**Supplied data:**
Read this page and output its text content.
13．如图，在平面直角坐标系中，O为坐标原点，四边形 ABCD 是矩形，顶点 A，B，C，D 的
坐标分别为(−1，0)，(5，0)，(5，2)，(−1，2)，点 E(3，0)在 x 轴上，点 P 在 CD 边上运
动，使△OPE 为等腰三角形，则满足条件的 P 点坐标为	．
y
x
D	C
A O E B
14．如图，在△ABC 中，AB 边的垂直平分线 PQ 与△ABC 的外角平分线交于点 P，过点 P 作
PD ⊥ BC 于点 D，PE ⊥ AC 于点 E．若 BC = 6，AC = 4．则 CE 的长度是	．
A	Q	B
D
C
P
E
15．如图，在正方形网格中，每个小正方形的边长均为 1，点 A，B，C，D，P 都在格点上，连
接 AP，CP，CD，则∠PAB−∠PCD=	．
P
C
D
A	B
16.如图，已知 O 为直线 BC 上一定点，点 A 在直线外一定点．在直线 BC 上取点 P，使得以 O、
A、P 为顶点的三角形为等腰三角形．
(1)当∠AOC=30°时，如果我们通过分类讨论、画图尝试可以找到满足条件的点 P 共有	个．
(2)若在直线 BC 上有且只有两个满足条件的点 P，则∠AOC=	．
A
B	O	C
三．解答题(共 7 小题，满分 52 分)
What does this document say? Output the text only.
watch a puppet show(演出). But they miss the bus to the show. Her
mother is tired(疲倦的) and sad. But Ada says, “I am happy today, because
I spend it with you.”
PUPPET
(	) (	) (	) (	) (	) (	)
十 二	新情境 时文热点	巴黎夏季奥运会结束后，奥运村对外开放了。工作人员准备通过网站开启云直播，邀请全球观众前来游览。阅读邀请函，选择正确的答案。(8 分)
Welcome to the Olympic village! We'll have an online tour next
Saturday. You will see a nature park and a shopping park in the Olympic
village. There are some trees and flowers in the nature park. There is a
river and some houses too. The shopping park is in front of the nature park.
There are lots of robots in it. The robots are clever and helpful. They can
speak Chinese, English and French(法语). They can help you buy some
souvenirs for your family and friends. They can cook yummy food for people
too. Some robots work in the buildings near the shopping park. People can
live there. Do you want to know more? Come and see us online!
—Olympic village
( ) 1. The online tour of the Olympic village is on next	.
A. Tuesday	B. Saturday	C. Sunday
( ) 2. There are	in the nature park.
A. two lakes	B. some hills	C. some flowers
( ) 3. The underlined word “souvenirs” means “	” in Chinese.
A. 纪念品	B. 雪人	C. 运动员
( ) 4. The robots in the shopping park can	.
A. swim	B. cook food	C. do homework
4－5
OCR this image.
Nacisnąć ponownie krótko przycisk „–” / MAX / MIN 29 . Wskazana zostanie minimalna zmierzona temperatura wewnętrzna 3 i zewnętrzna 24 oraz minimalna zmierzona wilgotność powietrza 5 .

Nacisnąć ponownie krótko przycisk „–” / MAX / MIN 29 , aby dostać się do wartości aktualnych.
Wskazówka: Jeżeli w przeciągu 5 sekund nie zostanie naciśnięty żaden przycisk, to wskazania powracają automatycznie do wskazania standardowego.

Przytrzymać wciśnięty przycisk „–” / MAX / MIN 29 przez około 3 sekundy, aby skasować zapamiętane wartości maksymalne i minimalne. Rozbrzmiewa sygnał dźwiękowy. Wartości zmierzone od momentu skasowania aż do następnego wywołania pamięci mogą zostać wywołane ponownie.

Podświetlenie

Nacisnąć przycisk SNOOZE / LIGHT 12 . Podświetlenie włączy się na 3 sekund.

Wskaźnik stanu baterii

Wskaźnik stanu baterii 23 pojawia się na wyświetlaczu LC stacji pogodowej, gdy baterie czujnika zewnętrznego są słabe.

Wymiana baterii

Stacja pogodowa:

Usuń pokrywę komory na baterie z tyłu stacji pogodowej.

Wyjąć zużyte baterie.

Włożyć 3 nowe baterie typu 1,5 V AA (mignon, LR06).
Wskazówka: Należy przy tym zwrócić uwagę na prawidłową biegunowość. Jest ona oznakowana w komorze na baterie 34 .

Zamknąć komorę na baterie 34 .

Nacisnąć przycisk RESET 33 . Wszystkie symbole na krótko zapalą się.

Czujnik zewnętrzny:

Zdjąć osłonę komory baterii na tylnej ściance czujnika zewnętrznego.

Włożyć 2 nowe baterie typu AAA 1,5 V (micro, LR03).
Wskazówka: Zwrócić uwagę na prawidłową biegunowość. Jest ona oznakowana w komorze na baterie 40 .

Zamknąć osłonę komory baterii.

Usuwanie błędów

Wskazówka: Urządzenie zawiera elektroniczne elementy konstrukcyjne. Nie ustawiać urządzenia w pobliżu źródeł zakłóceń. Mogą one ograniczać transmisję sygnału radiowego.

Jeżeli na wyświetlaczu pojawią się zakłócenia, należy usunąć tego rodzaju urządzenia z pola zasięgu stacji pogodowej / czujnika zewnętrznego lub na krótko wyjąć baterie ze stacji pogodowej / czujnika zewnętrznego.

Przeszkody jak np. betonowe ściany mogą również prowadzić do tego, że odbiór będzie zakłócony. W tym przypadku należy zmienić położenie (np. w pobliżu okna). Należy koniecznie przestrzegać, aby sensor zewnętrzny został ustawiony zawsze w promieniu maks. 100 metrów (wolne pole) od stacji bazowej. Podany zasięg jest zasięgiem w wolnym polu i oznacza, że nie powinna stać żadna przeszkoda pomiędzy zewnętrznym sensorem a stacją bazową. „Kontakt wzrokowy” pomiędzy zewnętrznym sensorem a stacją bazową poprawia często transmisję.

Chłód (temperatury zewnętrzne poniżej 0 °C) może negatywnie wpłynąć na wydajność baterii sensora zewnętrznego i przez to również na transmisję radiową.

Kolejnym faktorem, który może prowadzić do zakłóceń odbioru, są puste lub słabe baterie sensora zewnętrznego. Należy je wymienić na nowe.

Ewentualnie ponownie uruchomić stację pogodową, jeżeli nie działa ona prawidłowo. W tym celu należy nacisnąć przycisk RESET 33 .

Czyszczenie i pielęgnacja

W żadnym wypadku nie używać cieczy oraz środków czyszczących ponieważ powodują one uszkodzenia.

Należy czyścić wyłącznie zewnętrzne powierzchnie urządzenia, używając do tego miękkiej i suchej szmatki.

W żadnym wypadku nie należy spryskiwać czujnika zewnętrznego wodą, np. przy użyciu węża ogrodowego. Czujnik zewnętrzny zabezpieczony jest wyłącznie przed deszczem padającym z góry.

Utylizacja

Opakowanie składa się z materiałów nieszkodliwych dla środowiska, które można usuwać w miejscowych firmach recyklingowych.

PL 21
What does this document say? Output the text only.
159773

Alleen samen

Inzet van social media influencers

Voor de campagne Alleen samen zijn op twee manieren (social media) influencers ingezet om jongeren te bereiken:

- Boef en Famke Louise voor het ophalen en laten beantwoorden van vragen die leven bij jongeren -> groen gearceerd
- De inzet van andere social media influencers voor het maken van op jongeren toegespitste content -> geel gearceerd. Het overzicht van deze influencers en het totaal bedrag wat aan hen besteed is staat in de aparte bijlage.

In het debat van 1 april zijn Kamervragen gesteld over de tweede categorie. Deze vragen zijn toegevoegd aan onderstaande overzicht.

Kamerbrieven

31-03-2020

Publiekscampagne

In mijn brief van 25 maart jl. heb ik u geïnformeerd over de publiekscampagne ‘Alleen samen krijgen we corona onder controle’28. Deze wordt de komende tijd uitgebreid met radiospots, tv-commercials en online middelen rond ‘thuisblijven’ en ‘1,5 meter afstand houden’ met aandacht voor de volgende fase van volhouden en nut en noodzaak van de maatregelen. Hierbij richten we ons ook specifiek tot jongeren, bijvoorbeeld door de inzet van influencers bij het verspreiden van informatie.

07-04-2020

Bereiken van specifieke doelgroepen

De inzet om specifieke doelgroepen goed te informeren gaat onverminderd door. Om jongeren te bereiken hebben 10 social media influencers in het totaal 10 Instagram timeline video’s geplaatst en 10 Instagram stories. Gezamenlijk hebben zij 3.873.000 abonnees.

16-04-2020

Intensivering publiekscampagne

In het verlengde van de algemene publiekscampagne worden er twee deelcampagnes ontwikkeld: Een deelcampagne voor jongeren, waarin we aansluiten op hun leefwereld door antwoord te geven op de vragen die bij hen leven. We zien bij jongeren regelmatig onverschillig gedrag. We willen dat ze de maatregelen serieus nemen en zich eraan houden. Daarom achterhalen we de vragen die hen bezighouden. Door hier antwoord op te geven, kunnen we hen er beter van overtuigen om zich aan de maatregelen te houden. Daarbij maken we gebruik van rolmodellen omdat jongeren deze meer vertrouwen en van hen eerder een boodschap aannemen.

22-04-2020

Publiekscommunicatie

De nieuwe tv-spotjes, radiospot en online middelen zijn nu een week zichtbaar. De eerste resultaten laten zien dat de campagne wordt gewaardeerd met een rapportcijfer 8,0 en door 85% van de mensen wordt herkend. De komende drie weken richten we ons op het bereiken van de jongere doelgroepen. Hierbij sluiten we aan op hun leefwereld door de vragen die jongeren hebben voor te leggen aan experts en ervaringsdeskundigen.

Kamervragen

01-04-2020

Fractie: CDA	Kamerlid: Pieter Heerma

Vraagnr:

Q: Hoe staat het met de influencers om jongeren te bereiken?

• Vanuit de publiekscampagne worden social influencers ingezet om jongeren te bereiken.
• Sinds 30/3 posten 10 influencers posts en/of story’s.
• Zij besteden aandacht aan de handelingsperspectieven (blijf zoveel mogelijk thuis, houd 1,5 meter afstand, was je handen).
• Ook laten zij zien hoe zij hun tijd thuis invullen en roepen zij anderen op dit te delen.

**Problem to work on:**
Find each line holding the string "Olympic" and copy it out.

**Full solution:**
Welcome to the Olympic village! We'll have an online tour next
Saturday. You will see a nature park and a shopping park in the Olympic
—Olympic village
( ) 1. The online tour of the Olympic village is on next	.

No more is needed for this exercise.